■ Job
Copy every entry exactly as given, minus the images.

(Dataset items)
-=-=-

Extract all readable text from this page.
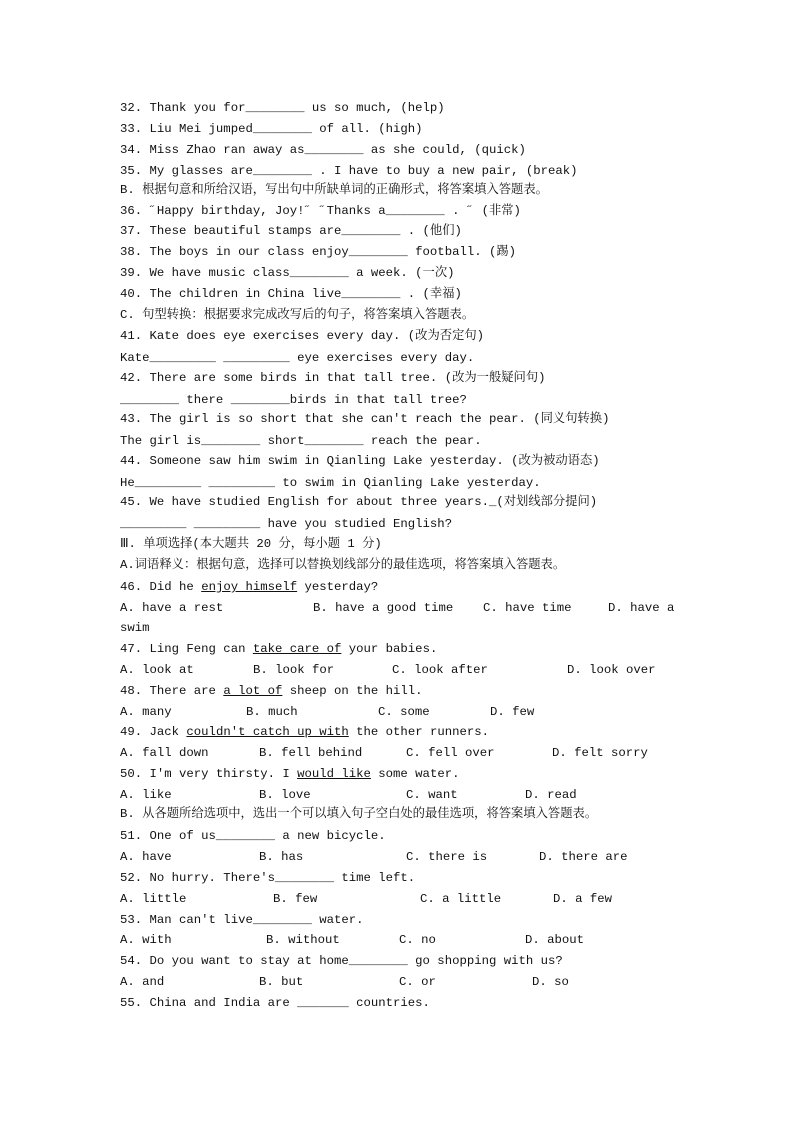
32. Thank you for________ us so much, (help)
33. Liu Mei jumped________ of all. (high)
34. Miss Zhao ran away as________ as she could, (quick)
35. My glasses are________ . I have to buy a new pair, (break)
B. 根据句意和所给汉语，写出句中所缺单词的正确形式，将答案填入答题表。
36. ˝Happy birthday, Joy!˝ ˝Thanks a________ . ˝ (非常)
37. These beautiful stamps are________ . (他们)
38. The boys in our class enjoy________ football. (踢)
39. We have music class________ a week. (一次)
40. The children in China live________ . (幸福)
C. 句型转换：根据要求完成改写后的句子，将答案填入答题表。
41. Kate does eye exercises every day. (改为否定句)
Kate_________ _________ eye exercises every day.
42. There are some birds in that tall tree. (改为一般疑问句)
________ there ________birds in that tall tree?
43. The girl is so short that she can't reach the pear. (同义句转换)
The girl is________ short________ reach the pear.
44. Someone saw him swim in Qianling Lake yesterday. (改为被动语态)
He_________ _________ to swim in Qianling Lake yesterday.
45. We have studied English for about three years._(对划线部分提问)
_________ _________ have you studied English?
Ⅲ. 单项选择(本大题共 20 分，每小题 1 分)
A.词语释义：根据句意，选择可以替换划线部分的最佳选项，将答案填入答题表。
46. Did he enjoy himself yesterday?

A. have a rest

	B. have a good time

C. have time

	D. have a

swim
47. Ling Feng can take care of your babies.

A. look at

	B. look for

	C. look after

	D. look over

48. There are a lot of sheep on the hill.

A. many

	B. much

	C. some

	D. few

49. Jack couldn't catch up with the other runners.

A. fall down

	B. fell behind

	C. fell over

	D. felt sorry

50. I'm very thirsty. I would like some water.

A. like

	B. love

	C. want

	D. read

B. 从各题所给选项中，选出一个可以填入句子空白处的最佳选项，将答案填入答题表。
51. One of us________ a new bicycle.

A. have

	B. has

	C. there is

	D. there are

52. No hurry. There's________ time left.

A. little

	B. few

	C. a little

	D. a few

53. Man can't live________ water.

A. with

	B. without

	C. no

	D. about

54. Do you want to stay at home________ go shopping with us?

A. and

	B. but

	C. or

	D. so

55. China and India are _______ countries.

-=-=-

■ Result of this exercise
Extract all readable text from this page.
32. Thank you for________ us so much, (help)
33. Liu Mei jumped________ of all. (high)
34. Miss Zhao ran away as________ as she could, (quick)
35. My glasses are________ . I have to buy a new pair, (break)
B. 根据句意和所给汉语，写出句中所缺单词的正确形式，将答案填入答题表。
36. ˝Happy birthday, Joy!˝ ˝Thanks a________ . ˝ (非常)
37. These beautiful stamps are________ . (他们)
38. The boys in our class enjoy________ football. (踢)
39. We have music class________ a week. (一次)
40. The children in China live________ . (幸福)
C. 句型转换：根据要求完成改写后的句子，将答案填入答题表。
41. Kate does eye exercises every day. (改为否定句)
Kate_________ _________ eye exercises every day.
42. There are some birds in that tall tree. (改为一般疑问句)
________ there ________birds in that tall tree?
43. The girl is so short that she can't reach the pear. (同义句转换)
The girl is________ short________ reach the pear.
44. Someone saw him swim in Qianling Lake yesterday. (改为被动语态)
He_________ _________ to swim in Qianling Lake yesterday.
45. We have studied English for about three years._(对划线部分提问)
_________ _________ have you studied English?
Ⅲ. 单项选择(本大题共 20 分，每小题 1 分)
A.词语释义：根据句意，选择可以替换划线部分的最佳选项，将答案填入答题表。
46. Did he enjoy himself yesterday?

A. have a rest

	B. have a good time

C. have time

	D. have a

swim
47. Ling Feng can take care of your babies.

A. look at

	B. look for

	C. look after

	D. look over

48. There are a lot of sheep on the hill.

A. many

	B. much

	C. some

	D. few

49. Jack couldn't catch up with the other runners.

A. fall down

	B. fell behind

	C. fell over

	D. felt sorry

50. I'm very thirsty. I would like some water.

A. like

	B. love

	C. want

	D. read

B. 从各题所给选项中，选出一个可以填入句子空白处的最佳选项，将答案填入答题表。
51. One of us________ a new bicycle.

A. have

	B. has

	C. there is

	D. there are

52. No hurry. There's________ time left.

A. little

	B. few

	C. a little

	D. a few

53. Man can't live________ water.

A. with

	B. without

	C. no

	D. about

54. Do you want to stay at home________ go shopping with us?

A. and

	B. but

	C. or

	D. so

55. China and India are _______ countries.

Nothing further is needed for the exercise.